* begin *

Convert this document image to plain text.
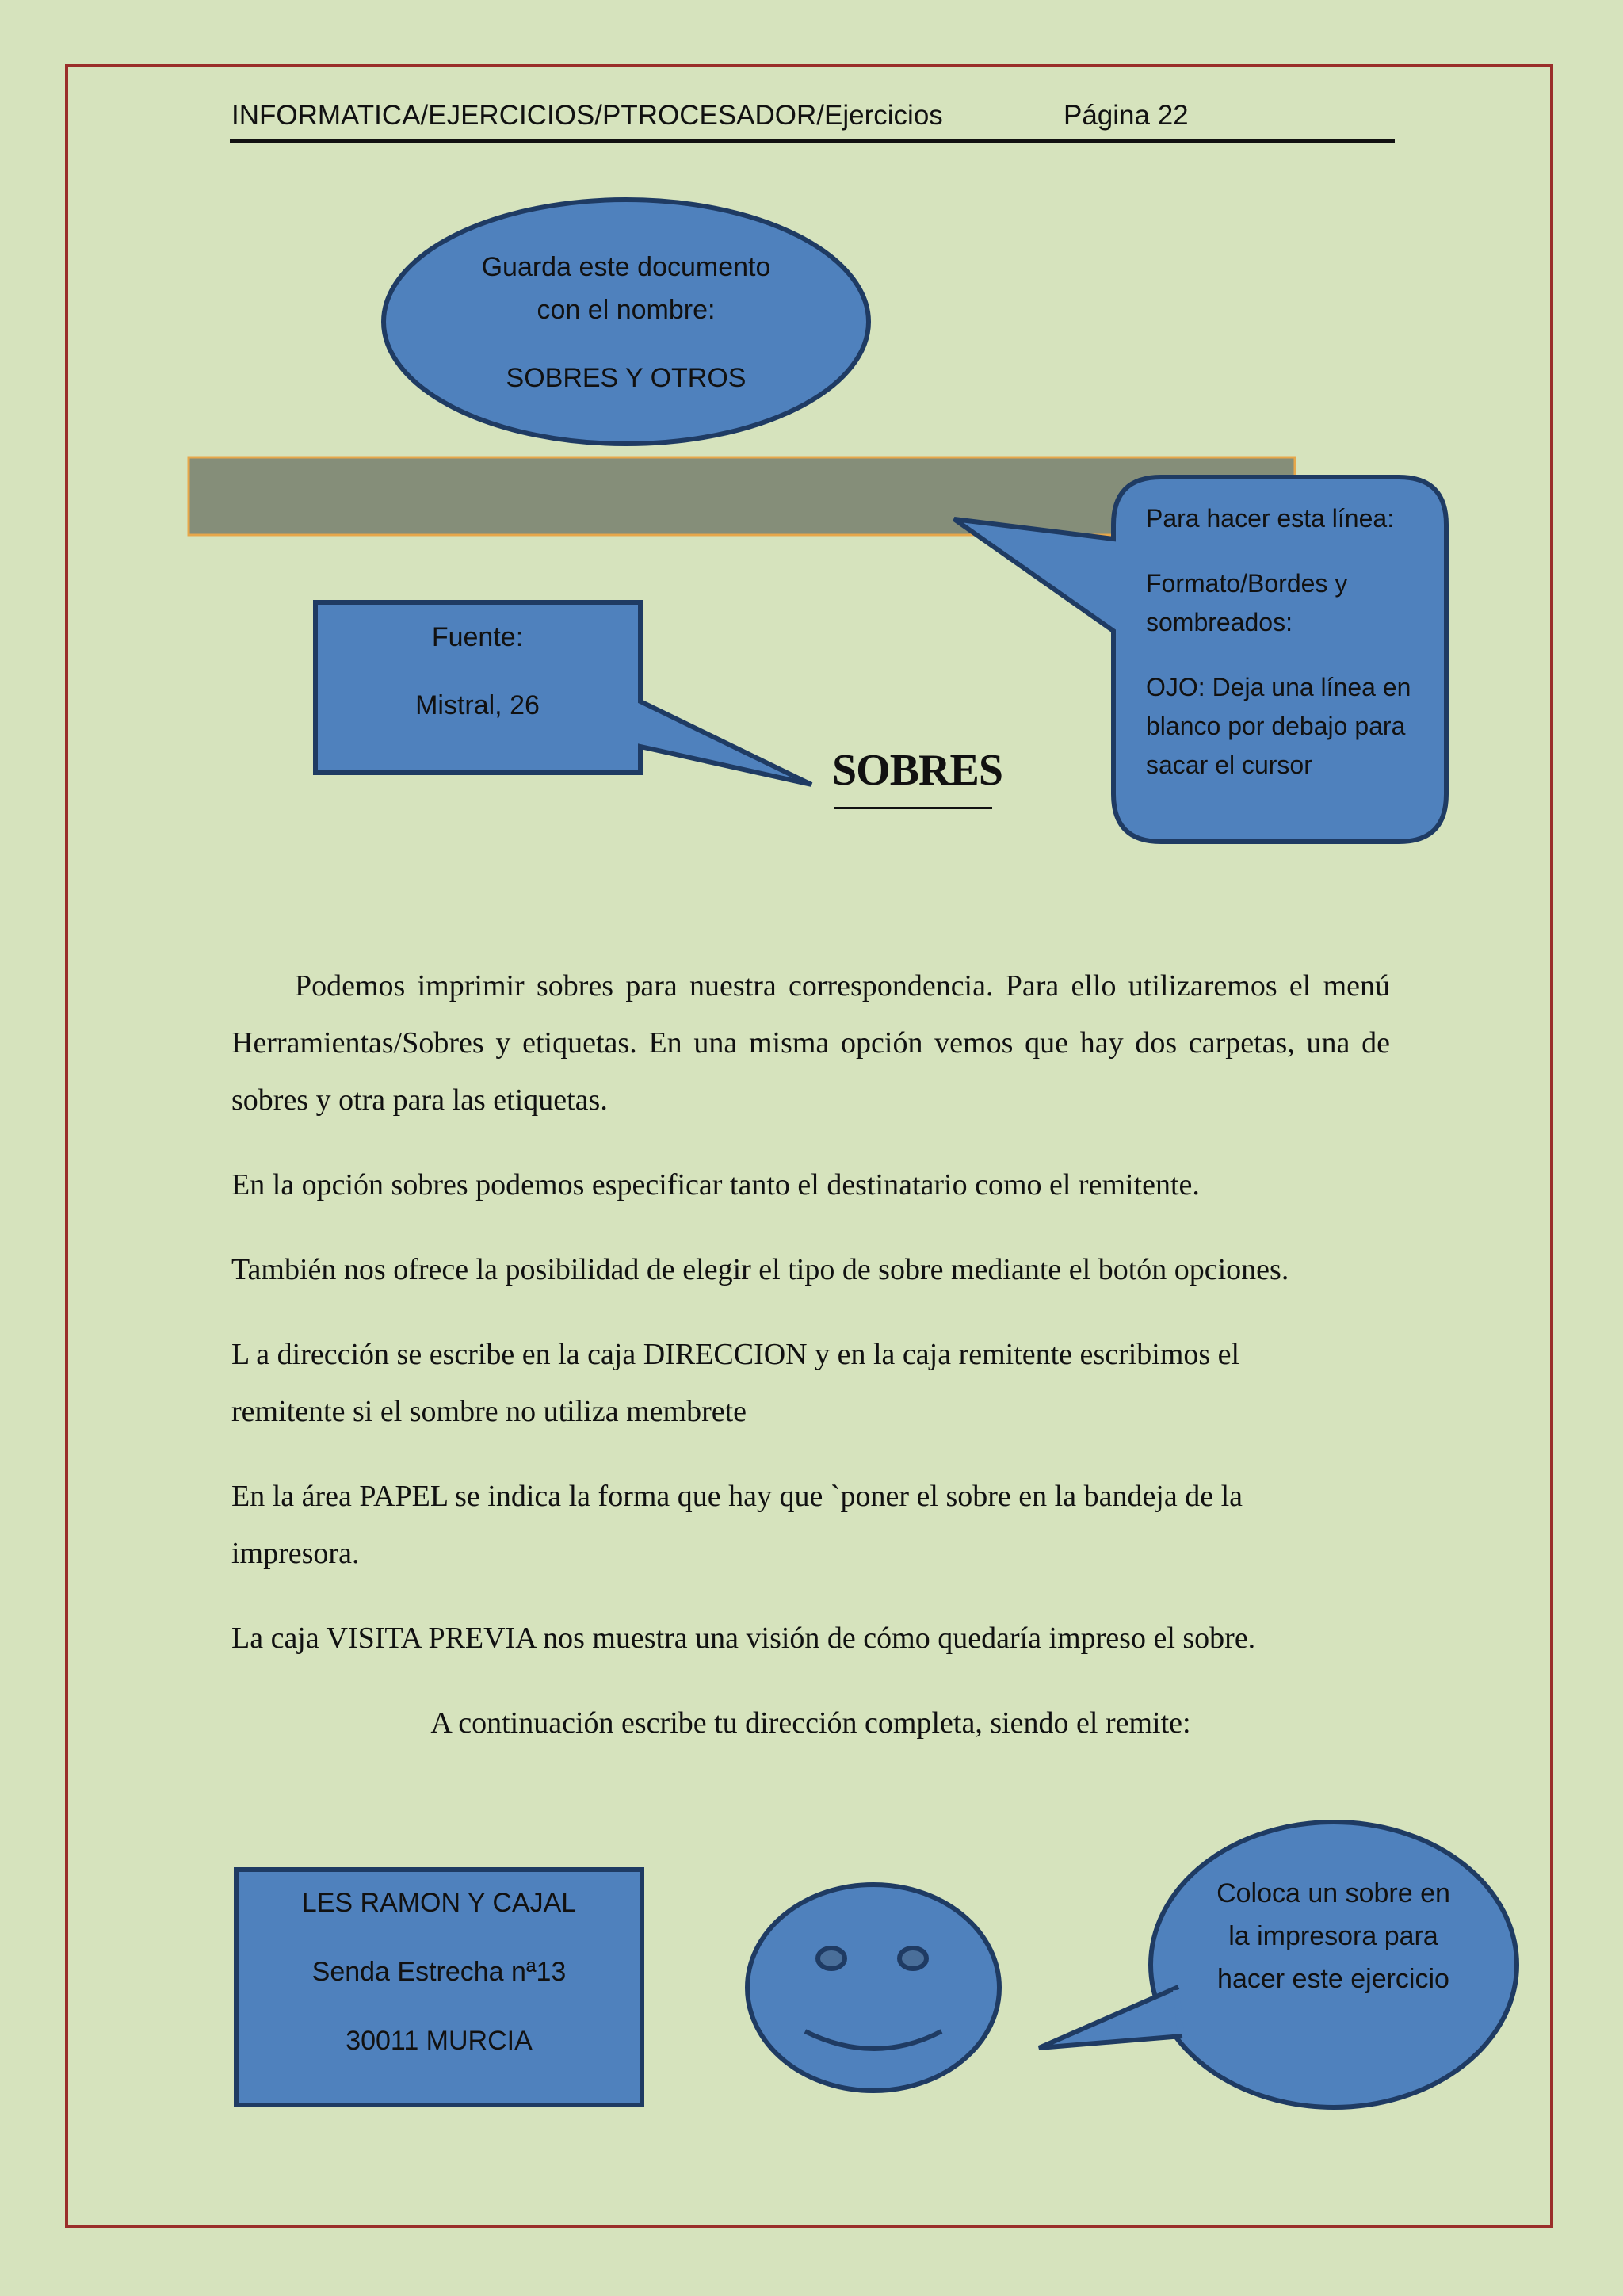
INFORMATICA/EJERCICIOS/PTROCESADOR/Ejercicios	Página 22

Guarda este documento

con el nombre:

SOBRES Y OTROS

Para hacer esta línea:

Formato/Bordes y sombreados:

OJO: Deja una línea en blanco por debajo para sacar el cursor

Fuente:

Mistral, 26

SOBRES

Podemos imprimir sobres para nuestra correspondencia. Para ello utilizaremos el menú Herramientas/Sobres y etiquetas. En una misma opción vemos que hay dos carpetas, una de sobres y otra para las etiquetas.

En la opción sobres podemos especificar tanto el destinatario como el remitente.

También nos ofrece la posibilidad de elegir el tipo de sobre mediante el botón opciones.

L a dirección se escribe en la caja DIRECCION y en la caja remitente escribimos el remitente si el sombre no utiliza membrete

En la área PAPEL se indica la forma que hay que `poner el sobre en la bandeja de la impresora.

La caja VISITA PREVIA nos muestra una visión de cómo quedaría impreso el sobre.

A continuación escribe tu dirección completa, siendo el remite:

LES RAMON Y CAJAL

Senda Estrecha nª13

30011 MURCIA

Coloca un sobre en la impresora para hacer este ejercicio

* end *

Transcribe every entry above exactly. Omit all pictures.

• **RESPONSE BELOW**:
Convert this document image to plain text.
INFORMATICA/EJERCICIOS/PTROCESADOR/Ejercicios	Página 22

Guarda este documento

con el nombre:

SOBRES Y OTROS

Para hacer esta línea:

Formato/Bordes y sombreados:

OJO: Deja una línea en blanco por debajo para sacar el cursor

Fuente:

Mistral, 26

SOBRES

Podemos imprimir sobres para nuestra correspondencia. Para ello utilizaremos el menú Herramientas/Sobres y etiquetas. En una misma opción vemos que hay dos carpetas, una de sobres y otra para las etiquetas.

En la opción sobres podemos especificar tanto el destinatario como el remitente.

También nos ofrece la posibilidad de elegir el tipo de sobre mediante el botón opciones.

L a dirección se escribe en la caja DIRECCION y en la caja remitente escribimos el remitente si el sombre no utiliza membrete

En la área PAPEL se indica la forma que hay que `poner el sobre en la bandeja de la impresora.

La caja VISITA PREVIA nos muestra una visión de cómo quedaría impreso el sobre.

A continuación escribe tu dirección completa, siendo el remite:

LES RAMON Y CAJAL

Senda Estrecha nª13

30011 MURCIA

Coloca un sobre en la impresora para hacer este ejercicio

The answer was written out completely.